::: RECORD EXCERPTS :::

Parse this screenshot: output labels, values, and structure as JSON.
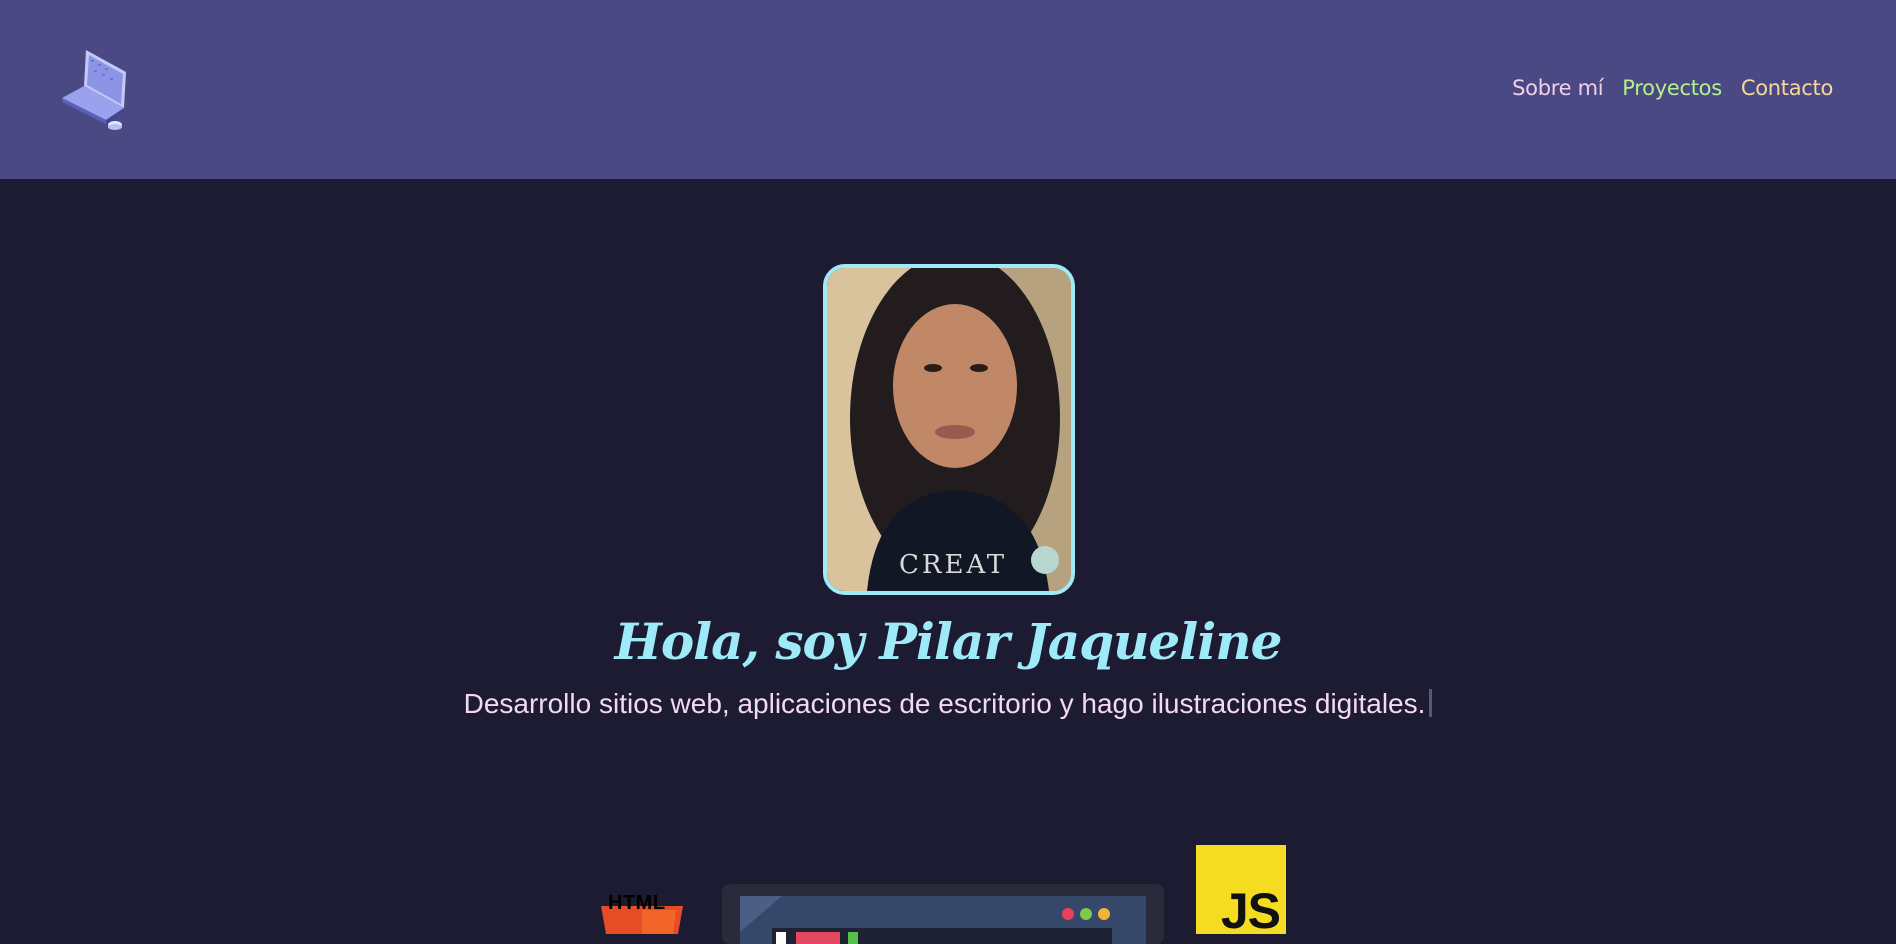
{
  "header": {
    "logo_icon": "laptop-icon",
    "nav": [
      {
        "label": "Sobre mí",
        "color": "#f2cfe6"
      },
      {
        "label": "Proyectos",
        "color": "#b4f08c"
      },
      {
        "label": "Contacto",
        "color": "#f6d79c"
      }
    ]
  },
  "hero": {
    "photo": "profile-photo",
    "greeting": "Hola, soy Pilar Jaqueline",
    "tagline": "Desarrollo sitios web, aplicaciones de escritorio y hago ilustraciones digitales."
  },
  "tech": {
    "html_label": "HTML",
    "js_label": "JS"
  },
  "colors": {
    "header_bg": "#4a4983",
    "page_bg": "#1c1b32",
    "accent": "#9eeaf9"
  }
}
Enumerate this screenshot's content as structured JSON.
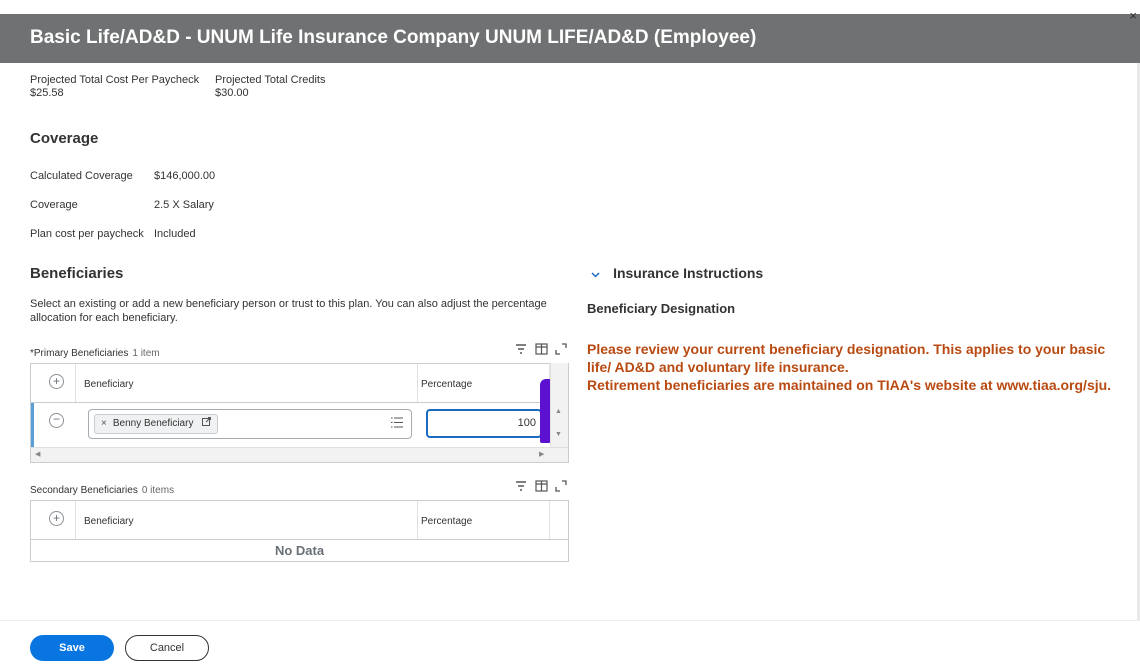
{
  "title": "Basic Life/AD&D - UNUM Life Insurance Company UNUM LIFE/AD&D (Employee)",
  "close_glyph": "×",
  "projected": [
    {
      "label": "Projected Total Cost Per Paycheck",
      "value": "$25.58"
    },
    {
      "label": "Projected Total Credits",
      "value": "$30.00"
    }
  ],
  "coverage": {
    "heading": "Coverage",
    "rows": [
      {
        "label": "Calculated Coverage",
        "value": "$146,000.00"
      },
      {
        "label": "Coverage",
        "value": "2.5 X Salary"
      },
      {
        "label": "Plan cost per paycheck",
        "value": "Included"
      }
    ]
  },
  "beneficiaries": {
    "heading": "Beneficiaries",
    "description": "Select an existing or add a new beneficiary person or trust to this plan. You can also adjust the percentage allocation for each beneficiary.",
    "primary": {
      "label": "*Primary Beneficiaries",
      "count": "1 item",
      "columns": [
        "Beneficiary",
        "Percentage"
      ],
      "rows": [
        {
          "beneficiary": "Benny Beneficiary",
          "percentage": "100"
        }
      ]
    },
    "secondary": {
      "label": "Secondary Beneficiaries",
      "count": "0 items",
      "columns": [
        "Beneficiary",
        "Percentage"
      ],
      "empty_text": "No Data"
    }
  },
  "instructions": {
    "heading": "Insurance Instructions",
    "subheading": "Beneficiary Designation",
    "line1": "Please review your current beneficiary designation. This applies to your basic life/ AD&D and voluntary life insurance.",
    "line2": "Retirement beneficiaries are maintained on TIAA's website at www.tiaa.org/sju.",
    "text_color": "#b94a12"
  },
  "icons": {
    "filter": "filter-icon",
    "columns": "columns-icon",
    "expand": "expand-icon",
    "add": "plus-circle-icon",
    "remove": "minus-circle-icon",
    "list": "list-icon",
    "external": "external-link-icon",
    "chevron": "chevron-down-icon"
  },
  "actions": {
    "save": "Save",
    "cancel": "Cancel"
  },
  "colors": {
    "title_bar": "#6f7172",
    "primary_button": "#0875e1",
    "focus_border": "#1a6bbf",
    "highlight_mark": "#5b11cf"
  }
}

:::

WORK TO COMPLETE:
Pictures are to be left out; the records above must be repeated word for word.

RESPONSE TO THE EXERCISE:
Parse this screenshot: output labels, values, and structure as JSON.
{
  "header": {
    "logo_icon": "laptop-icon",
    "nav": [
      {
        "label": "Sobre mí",
        "color": "#f2cfe6"
      },
      {
        "label": "Proyectos",
        "color": "#b4f08c"
      },
      {
        "label": "Contacto",
        "color": "#f6d79c"
      }
    ]
  },
  "hero": {
    "photo": "profile-photo",
    "greeting": "Hola, soy Pilar Jaqueline",
    "tagline": "Desarrollo sitios web, aplicaciones de escritorio y hago ilustraciones digitales."
  },
  "tech": {
    "html_label": "HTML",
    "js_label": "JS"
  },
  "colors": {
    "header_bg": "#4a4983",
    "page_bg": "#1c1b32",
    "accent": "#9eeaf9"
  }
}
Enumerate this screenshot's content as structured JSON.
{
  "title": "Basic Life/AD&D - UNUM Life Insurance Company UNUM LIFE/AD&D (Employee)",
  "close_glyph": "×",
  "projected": [
    {
      "label": "Projected Total Cost Per Paycheck",
      "value": "$25.58"
    },
    {
      "label": "Projected Total Credits",
      "value": "$30.00"
    }
  ],
  "coverage": {
    "heading": "Coverage",
    "rows": [
      {
        "label": "Calculated Coverage",
        "value": "$146,000.00"
      },
      {
        "label": "Coverage",
        "value": "2.5 X Salary"
      },
      {
        "label": "Plan cost per paycheck",
        "value": "Included"
      }
    ]
  },
  "beneficiaries": {
    "heading": "Beneficiaries",
    "description": "Select an existing or add a new beneficiary person or trust to this plan. You can also adjust the percentage allocation for each beneficiary.",
    "primary": {
      "label": "*Primary Beneficiaries",
      "count": "1 item",
      "columns": [
        "Beneficiary",
        "Percentage"
      ],
      "rows": [
        {
          "beneficiary": "Benny Beneficiary",
          "percentage": "100"
        }
      ]
    },
    "secondary": {
      "label": "Secondary Beneficiaries",
      "count": "0 items",
      "columns": [
        "Beneficiary",
        "Percentage"
      ],
      "empty_text": "No Data"
    }
  },
  "instructions": {
    "heading": "Insurance Instructions",
    "subheading": "Beneficiary Designation",
    "line1": "Please review your current beneficiary designation. This applies to your basic life/ AD&D and voluntary life insurance.",
    "line2": "Retirement beneficiaries are maintained on TIAA's website at www.tiaa.org/sju.",
    "text_color": "#b94a12"
  },
  "icons": {
    "filter": "filter-icon",
    "columns": "columns-icon",
    "expand": "expand-icon",
    "add": "plus-circle-icon",
    "remove": "minus-circle-icon",
    "list": "list-icon",
    "external": "external-link-icon",
    "chevron": "chevron-down-icon"
  },
  "actions": {
    "save": "Save",
    "cancel": "Cancel"
  },
  "colors": {
    "title_bar": "#6f7172",
    "primary_button": "#0875e1",
    "focus_border": "#1a6bbf",
    "highlight_mark": "#5b11cf"
  }
}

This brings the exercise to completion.